→ Challenge:
Give the number of lines that hold the string "Surplus". Nothing else is needed.

→ Data listing:
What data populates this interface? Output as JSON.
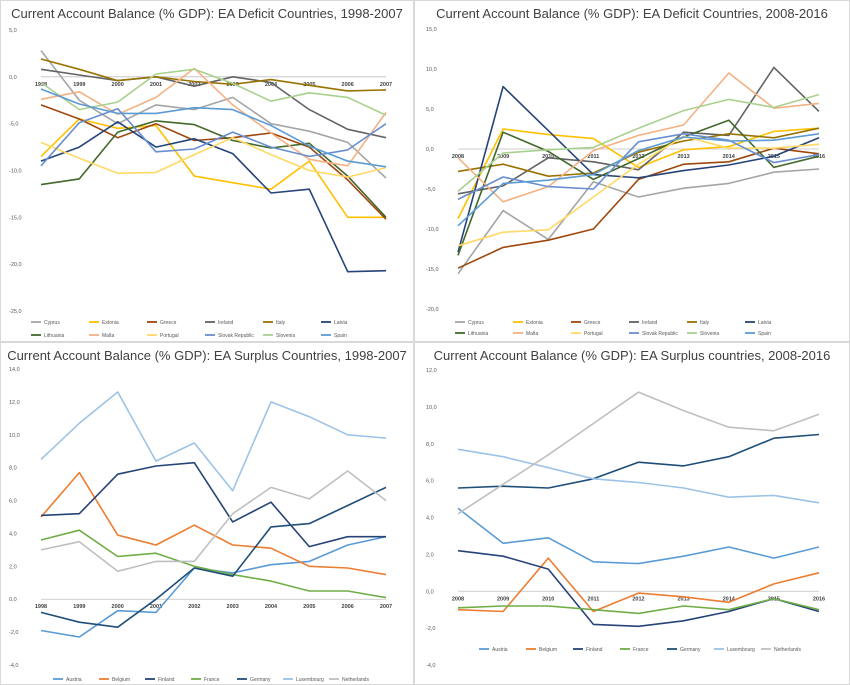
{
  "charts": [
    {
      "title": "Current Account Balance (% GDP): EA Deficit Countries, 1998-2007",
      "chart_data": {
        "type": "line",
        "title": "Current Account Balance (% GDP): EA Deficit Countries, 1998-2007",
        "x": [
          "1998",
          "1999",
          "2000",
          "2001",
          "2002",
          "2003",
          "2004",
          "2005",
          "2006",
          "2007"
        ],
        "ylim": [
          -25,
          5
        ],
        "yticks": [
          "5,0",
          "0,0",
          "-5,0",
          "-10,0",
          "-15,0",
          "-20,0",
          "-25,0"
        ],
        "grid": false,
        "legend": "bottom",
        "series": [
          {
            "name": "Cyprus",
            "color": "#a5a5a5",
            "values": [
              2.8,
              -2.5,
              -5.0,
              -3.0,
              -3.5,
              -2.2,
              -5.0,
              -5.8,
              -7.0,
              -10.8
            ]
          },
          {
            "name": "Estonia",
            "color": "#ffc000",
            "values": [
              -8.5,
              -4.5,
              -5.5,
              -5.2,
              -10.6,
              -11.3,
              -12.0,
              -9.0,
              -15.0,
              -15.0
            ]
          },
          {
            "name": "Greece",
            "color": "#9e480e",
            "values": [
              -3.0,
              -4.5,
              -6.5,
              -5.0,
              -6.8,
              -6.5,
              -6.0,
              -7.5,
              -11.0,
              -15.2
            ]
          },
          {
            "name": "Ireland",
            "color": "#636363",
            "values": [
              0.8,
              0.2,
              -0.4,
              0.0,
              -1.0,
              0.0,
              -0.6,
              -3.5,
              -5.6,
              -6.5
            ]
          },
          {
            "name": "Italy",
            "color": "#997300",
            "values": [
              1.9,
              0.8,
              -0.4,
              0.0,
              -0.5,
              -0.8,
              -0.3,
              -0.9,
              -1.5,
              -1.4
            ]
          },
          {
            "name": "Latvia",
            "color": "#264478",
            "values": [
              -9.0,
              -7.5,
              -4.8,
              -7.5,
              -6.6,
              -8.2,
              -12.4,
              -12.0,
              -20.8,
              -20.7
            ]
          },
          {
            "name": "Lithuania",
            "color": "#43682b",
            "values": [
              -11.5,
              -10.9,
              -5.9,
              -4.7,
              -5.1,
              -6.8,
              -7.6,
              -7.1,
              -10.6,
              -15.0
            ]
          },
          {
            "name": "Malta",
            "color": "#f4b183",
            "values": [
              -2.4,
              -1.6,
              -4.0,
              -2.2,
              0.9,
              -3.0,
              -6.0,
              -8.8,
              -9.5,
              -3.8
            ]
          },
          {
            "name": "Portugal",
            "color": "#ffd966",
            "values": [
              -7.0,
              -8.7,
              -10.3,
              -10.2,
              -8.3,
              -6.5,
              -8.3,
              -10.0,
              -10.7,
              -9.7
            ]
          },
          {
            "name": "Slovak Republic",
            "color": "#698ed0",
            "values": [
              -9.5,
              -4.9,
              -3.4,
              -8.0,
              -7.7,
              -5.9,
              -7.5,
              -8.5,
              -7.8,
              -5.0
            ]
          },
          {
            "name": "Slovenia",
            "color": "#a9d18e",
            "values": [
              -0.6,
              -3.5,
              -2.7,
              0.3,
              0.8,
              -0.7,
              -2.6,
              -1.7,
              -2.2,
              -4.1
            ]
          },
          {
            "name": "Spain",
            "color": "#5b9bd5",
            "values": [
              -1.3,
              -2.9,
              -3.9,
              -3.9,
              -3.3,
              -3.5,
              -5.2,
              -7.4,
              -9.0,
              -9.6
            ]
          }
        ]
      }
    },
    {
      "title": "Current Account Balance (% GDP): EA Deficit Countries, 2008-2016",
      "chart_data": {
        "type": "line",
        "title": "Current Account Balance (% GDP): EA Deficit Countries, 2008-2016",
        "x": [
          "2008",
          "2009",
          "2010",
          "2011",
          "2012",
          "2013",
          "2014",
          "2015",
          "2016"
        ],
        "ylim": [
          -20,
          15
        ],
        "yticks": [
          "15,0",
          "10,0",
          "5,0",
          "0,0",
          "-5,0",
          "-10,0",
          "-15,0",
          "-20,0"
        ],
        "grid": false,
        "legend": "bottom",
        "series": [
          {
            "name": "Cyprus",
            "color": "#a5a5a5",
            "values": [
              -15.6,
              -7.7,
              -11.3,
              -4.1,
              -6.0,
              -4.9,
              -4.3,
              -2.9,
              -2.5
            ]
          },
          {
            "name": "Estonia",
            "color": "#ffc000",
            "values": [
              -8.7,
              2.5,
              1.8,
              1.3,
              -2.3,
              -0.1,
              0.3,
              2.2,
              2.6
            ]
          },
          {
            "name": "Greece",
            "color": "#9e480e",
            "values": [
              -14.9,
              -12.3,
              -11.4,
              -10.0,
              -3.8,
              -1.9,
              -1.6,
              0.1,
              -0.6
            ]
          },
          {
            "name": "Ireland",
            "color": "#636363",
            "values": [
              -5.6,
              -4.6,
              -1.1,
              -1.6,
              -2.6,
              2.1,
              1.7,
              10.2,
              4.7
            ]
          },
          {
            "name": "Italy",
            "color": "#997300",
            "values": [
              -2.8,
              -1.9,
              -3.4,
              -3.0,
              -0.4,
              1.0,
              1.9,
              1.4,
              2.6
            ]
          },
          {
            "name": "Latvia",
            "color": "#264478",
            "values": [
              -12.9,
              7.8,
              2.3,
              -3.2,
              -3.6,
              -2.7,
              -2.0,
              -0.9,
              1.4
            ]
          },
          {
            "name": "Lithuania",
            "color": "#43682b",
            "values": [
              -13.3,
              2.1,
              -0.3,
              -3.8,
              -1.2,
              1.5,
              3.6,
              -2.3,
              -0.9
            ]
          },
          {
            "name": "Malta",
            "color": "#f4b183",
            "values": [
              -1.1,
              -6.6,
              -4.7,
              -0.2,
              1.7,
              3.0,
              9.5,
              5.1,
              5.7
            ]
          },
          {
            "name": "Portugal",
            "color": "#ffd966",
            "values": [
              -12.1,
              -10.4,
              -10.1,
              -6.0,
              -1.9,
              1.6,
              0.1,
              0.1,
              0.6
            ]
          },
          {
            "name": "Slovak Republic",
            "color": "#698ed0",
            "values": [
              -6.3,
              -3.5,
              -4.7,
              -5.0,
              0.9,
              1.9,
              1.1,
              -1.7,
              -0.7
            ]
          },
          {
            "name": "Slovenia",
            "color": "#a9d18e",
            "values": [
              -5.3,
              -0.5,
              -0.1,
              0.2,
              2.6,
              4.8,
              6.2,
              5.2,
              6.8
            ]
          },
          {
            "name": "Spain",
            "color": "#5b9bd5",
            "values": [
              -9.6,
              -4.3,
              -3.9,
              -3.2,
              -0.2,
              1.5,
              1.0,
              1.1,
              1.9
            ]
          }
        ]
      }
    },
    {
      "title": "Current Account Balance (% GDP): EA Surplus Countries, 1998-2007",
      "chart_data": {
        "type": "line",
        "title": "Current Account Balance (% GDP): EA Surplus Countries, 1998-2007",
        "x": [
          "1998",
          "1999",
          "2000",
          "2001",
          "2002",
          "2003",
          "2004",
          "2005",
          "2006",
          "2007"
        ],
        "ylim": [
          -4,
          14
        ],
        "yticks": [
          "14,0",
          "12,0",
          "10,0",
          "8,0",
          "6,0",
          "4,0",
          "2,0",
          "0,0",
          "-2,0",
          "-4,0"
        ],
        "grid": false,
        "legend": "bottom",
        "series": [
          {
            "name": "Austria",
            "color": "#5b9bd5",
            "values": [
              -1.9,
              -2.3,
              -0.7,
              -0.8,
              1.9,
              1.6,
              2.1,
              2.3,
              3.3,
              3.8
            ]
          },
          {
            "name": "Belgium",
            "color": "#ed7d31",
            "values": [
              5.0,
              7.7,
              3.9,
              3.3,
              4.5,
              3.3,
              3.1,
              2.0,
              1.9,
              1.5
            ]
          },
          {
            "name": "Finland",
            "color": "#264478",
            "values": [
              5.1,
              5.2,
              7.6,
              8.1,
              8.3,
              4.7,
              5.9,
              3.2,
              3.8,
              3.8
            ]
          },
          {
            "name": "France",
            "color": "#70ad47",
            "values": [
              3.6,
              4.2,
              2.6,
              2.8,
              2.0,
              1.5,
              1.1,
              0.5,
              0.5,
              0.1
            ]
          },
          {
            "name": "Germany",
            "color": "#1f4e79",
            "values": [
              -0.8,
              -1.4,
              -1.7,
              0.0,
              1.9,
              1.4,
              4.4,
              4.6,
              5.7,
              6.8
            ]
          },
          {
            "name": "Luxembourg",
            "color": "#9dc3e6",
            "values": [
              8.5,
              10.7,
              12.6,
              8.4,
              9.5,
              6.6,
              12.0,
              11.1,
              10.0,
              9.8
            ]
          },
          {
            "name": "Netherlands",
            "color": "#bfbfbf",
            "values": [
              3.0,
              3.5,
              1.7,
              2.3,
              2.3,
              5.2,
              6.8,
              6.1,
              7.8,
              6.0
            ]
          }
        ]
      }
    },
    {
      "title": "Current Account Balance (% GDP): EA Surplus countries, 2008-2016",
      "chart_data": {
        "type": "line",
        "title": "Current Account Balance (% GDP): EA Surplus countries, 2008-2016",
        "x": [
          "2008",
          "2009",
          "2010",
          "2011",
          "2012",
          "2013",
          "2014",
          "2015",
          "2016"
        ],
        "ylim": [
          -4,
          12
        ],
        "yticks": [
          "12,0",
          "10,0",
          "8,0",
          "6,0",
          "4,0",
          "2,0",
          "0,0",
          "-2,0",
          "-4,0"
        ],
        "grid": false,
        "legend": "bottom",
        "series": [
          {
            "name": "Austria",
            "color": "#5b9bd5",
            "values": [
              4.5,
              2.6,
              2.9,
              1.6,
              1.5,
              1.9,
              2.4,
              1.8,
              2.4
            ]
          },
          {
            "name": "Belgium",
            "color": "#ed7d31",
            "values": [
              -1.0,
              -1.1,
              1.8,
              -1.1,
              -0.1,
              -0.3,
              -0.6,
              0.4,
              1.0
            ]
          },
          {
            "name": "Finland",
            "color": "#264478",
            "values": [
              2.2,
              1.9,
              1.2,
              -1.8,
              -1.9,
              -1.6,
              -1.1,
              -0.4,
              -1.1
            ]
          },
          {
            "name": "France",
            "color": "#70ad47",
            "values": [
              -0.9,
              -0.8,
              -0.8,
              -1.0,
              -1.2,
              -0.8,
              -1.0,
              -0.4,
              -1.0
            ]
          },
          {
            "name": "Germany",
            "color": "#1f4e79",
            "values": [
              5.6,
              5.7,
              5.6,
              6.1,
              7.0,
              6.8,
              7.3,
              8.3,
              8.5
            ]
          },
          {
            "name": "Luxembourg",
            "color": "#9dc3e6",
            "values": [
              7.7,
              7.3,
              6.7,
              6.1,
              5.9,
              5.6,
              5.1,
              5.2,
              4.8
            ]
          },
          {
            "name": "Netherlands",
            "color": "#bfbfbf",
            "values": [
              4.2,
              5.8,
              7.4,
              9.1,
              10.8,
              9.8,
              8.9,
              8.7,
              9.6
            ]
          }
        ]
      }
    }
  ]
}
--
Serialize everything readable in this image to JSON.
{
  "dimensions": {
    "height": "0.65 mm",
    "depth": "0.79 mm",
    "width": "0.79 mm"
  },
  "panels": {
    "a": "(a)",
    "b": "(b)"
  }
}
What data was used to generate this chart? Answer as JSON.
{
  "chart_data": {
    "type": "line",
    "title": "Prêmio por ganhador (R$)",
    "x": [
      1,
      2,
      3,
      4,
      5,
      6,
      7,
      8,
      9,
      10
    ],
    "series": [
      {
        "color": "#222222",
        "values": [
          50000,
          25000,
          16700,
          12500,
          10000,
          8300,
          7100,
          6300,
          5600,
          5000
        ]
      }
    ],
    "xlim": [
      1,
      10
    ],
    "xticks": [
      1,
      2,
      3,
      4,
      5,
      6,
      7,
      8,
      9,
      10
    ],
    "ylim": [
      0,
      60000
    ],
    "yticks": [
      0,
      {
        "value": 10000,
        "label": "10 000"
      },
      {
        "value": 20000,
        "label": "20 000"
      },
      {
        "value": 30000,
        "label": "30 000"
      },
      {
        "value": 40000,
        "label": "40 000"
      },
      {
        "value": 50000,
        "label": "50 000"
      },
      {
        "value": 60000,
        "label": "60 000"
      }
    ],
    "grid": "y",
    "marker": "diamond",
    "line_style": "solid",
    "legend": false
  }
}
==
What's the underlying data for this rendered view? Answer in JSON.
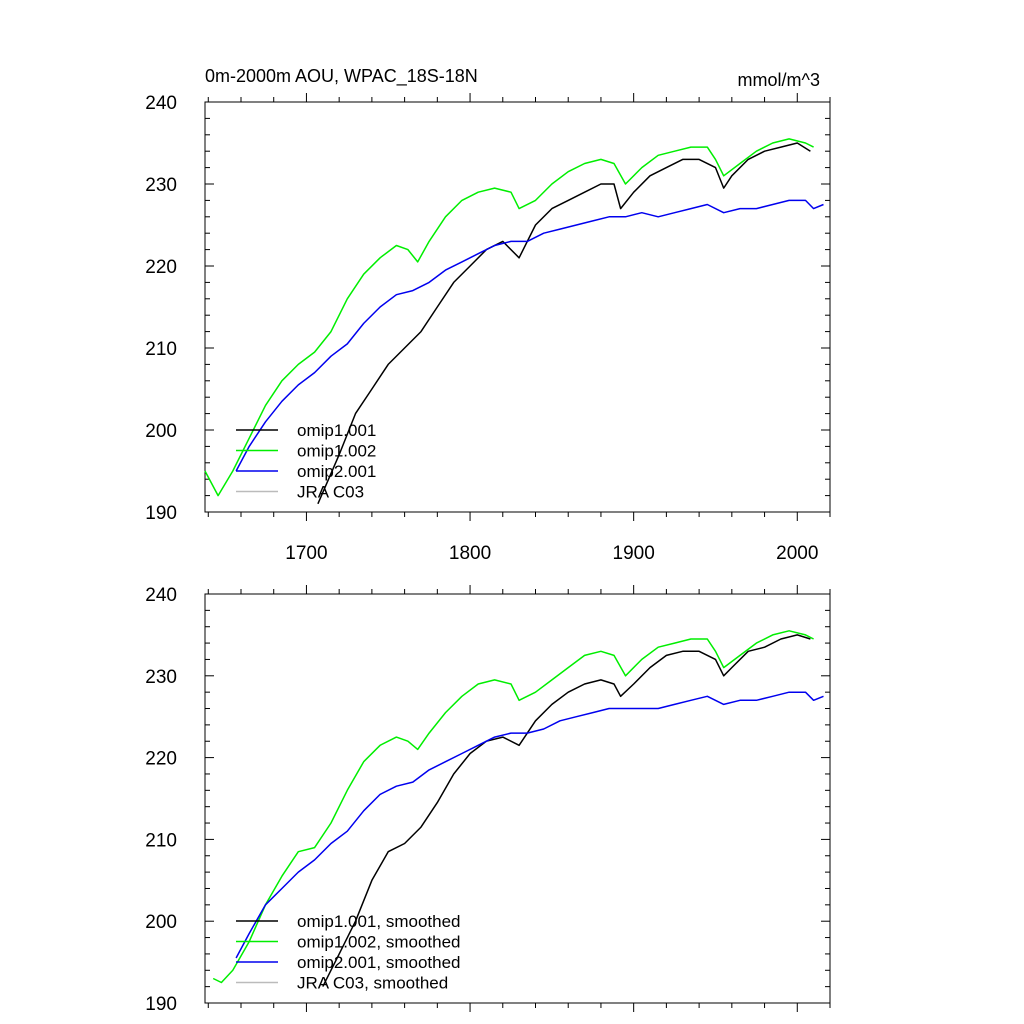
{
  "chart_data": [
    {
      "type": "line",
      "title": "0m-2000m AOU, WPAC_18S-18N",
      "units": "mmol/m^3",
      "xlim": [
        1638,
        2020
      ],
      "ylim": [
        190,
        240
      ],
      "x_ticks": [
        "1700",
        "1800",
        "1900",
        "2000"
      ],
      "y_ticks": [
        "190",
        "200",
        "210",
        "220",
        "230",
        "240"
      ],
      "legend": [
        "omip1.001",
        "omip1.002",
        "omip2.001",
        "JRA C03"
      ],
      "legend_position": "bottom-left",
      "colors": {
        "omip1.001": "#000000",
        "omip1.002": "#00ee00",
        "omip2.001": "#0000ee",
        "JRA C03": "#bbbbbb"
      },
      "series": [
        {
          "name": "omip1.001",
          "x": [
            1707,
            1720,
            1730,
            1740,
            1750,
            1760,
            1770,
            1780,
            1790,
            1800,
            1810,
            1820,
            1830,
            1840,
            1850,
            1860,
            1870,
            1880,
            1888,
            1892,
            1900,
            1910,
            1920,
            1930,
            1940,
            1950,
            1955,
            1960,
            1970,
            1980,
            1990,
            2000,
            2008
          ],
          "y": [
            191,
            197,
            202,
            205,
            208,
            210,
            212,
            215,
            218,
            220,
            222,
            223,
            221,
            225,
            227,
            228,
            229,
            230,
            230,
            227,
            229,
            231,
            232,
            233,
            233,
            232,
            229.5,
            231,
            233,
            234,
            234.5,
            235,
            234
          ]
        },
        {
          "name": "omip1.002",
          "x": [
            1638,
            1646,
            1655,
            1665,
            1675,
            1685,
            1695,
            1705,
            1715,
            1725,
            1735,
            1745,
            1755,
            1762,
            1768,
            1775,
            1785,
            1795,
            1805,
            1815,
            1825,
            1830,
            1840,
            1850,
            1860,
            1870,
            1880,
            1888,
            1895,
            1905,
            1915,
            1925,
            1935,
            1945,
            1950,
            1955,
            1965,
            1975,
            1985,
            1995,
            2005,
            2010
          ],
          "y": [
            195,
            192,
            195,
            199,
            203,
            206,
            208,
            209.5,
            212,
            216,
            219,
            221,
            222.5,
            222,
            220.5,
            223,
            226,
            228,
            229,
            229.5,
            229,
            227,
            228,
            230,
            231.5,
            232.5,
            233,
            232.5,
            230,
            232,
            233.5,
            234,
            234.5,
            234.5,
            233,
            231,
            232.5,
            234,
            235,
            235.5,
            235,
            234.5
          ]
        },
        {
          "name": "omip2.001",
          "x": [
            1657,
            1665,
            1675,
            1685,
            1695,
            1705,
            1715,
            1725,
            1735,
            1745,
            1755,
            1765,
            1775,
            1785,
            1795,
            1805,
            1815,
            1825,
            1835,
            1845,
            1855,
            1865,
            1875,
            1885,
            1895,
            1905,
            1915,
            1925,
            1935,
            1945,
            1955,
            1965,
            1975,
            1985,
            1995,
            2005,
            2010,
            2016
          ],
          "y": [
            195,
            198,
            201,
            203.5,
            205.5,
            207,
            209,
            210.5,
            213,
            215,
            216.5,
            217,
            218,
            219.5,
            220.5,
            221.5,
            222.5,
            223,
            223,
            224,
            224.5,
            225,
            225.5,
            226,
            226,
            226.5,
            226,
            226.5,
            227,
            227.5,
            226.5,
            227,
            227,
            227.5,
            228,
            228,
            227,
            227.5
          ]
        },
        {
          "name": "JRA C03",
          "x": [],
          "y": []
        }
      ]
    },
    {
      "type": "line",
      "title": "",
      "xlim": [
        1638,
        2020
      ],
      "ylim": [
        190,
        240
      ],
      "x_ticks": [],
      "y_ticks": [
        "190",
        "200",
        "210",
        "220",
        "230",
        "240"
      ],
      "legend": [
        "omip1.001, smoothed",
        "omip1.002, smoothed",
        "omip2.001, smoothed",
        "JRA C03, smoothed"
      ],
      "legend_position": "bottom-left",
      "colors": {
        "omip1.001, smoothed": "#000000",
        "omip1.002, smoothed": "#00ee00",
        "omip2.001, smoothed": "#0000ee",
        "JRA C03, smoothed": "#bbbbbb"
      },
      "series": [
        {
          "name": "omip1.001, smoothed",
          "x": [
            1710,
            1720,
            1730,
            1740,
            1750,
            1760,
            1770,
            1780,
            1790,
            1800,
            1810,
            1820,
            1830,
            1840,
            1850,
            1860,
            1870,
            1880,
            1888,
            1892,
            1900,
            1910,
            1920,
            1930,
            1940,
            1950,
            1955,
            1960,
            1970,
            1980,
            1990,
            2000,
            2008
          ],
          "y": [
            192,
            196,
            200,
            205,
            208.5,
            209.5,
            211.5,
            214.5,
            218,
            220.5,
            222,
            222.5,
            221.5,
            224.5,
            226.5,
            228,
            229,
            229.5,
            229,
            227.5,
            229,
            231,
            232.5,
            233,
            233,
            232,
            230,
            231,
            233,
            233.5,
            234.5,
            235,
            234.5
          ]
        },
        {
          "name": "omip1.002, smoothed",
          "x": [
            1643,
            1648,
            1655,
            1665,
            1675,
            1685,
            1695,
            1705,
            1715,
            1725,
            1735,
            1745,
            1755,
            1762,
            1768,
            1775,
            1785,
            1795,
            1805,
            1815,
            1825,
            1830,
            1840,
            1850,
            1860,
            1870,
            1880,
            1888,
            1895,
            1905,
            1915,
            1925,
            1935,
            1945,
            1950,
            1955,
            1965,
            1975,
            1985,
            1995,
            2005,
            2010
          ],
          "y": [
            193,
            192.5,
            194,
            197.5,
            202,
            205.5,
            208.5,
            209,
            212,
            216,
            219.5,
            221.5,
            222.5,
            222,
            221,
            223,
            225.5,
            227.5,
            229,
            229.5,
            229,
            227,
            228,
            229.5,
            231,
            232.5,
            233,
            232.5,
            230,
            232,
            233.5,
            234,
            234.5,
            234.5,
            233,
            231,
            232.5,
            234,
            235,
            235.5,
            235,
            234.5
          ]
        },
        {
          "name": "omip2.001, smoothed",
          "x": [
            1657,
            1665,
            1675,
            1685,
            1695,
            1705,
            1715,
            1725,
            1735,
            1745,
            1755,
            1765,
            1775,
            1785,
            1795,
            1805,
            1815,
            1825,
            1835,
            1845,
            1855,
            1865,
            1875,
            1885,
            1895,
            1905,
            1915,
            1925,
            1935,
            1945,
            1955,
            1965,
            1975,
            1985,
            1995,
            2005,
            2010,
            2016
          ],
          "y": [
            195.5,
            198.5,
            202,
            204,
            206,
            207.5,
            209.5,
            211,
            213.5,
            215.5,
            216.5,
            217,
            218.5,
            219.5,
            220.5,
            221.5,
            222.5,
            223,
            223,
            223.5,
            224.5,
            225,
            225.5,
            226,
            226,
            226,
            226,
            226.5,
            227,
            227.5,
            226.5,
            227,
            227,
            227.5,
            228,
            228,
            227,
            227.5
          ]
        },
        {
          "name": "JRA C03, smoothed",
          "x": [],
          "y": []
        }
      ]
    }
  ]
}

→ Full solution:
4